- **What you need to do**
What is needed here is an exact copy of every entry.

- **Data shown**
───
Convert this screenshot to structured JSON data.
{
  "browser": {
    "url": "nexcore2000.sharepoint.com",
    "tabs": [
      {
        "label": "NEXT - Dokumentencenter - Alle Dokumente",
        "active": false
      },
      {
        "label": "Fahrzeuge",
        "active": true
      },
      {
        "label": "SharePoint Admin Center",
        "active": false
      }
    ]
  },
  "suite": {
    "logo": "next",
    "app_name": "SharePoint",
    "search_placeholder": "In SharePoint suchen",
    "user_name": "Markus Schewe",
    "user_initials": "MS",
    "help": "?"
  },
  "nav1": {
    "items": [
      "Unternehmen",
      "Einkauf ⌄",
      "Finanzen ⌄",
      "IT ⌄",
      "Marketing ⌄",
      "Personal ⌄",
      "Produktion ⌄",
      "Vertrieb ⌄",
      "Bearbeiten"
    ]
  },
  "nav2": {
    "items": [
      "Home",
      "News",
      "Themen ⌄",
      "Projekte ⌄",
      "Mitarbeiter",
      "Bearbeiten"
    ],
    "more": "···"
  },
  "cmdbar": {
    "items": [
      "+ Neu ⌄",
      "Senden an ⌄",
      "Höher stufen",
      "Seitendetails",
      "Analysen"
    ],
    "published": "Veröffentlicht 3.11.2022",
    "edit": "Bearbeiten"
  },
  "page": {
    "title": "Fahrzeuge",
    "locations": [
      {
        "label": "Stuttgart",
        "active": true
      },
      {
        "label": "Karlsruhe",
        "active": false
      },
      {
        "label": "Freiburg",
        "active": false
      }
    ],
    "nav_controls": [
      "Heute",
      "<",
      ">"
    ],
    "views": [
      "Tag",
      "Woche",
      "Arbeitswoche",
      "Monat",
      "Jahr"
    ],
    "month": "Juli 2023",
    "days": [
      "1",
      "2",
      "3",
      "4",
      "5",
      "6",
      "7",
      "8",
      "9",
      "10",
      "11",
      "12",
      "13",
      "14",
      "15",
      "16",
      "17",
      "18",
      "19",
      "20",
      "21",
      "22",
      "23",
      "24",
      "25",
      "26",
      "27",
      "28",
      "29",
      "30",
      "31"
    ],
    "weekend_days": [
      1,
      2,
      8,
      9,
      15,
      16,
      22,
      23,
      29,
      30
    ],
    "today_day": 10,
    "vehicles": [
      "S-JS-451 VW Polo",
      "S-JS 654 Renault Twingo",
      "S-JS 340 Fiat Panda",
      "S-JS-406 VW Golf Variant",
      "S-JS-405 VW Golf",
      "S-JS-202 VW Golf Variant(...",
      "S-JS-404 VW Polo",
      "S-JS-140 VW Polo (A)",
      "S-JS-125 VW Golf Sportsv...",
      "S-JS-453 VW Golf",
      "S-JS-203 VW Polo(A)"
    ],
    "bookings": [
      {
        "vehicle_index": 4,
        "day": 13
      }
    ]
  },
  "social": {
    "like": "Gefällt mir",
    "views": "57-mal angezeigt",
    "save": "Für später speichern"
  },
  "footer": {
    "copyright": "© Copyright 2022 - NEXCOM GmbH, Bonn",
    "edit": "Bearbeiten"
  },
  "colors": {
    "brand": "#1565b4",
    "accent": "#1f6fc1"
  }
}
───
- **Task output**
Convert this screenshot to structured JSON data.
{
  "browser": {
    "url": "nexcore2000.sharepoint.com",
    "tabs": [
      {
        "label": "NEXT - Dokumentencenter - Alle Dokumente",
        "active": false
      },
      {
        "label": "Fahrzeuge",
        "active": true
      },
      {
        "label": "SharePoint Admin Center",
        "active": false
      }
    ]
  },
  "suite": {
    "logo": "next",
    "app_name": "SharePoint",
    "search_placeholder": "In SharePoint suchen",
    "user_name": "Markus Schewe",
    "user_initials": "MS",
    "help": "?"
  },
  "nav1": {
    "items": [
      "Unternehmen",
      "Einkauf ⌄",
      "Finanzen ⌄",
      "IT ⌄",
      "Marketing ⌄",
      "Personal ⌄",
      "Produktion ⌄",
      "Vertrieb ⌄",
      "Bearbeiten"
    ]
  },
  "nav2": {
    "items": [
      "Home",
      "News",
      "Themen ⌄",
      "Projekte ⌄",
      "Mitarbeiter",
      "Bearbeiten"
    ],
    "more": "···"
  },
  "cmdbar": {
    "items": [
      "+ Neu ⌄",
      "Senden an ⌄",
      "Höher stufen",
      "Seitendetails",
      "Analysen"
    ],
    "published": "Veröffentlicht 3.11.2022",
    "edit": "Bearbeiten"
  },
  "page": {
    "title": "Fahrzeuge",
    "locations": [
      {
        "label": "Stuttgart",
        "active": true
      },
      {
        "label": "Karlsruhe",
        "active": false
      },
      {
        "label": "Freiburg",
        "active": false
      }
    ],
    "nav_controls": [
      "Heute",
      "<",
      ">"
    ],
    "views": [
      "Tag",
      "Woche",
      "Arbeitswoche",
      "Monat",
      "Jahr"
    ],
    "month": "Juli 2023",
    "days": [
      "1",
      "2",
      "3",
      "4",
      "5",
      "6",
      "7",
      "8",
      "9",
      "10",
      "11",
      "12",
      "13",
      "14",
      "15",
      "16",
      "17",
      "18",
      "19",
      "20",
      "21",
      "22",
      "23",
      "24",
      "25",
      "26",
      "27",
      "28",
      "29",
      "30",
      "31"
    ],
    "weekend_days": [
      1,
      2,
      8,
      9,
      15,
      16,
      22,
      23,
      29,
      30
    ],
    "today_day": 10,
    "vehicles": [
      "S-JS-451 VW Polo",
      "S-JS 654 Renault Twingo",
      "S-JS 340 Fiat Panda",
      "S-JS-406 VW Golf Variant",
      "S-JS-405 VW Golf",
      "S-JS-202 VW Golf Variant(...",
      "S-JS-404 VW Polo",
      "S-JS-140 VW Polo (A)",
      "S-JS-125 VW Golf Sportsv...",
      "S-JS-453 VW Golf",
      "S-JS-203 VW Polo(A)"
    ],
    "bookings": [
      {
        "vehicle_index": 4,
        "day": 13
      }
    ]
  },
  "social": {
    "like": "Gefällt mir",
    "views": "57-mal angezeigt",
    "save": "Für später speichern"
  },
  "footer": {
    "copyright": "© Copyright 2022 - NEXCOM GmbH, Bonn",
    "edit": "Bearbeiten"
  },
  "colors": {
    "brand": "#1565b4",
    "accent": "#1f6fc1"
  }
}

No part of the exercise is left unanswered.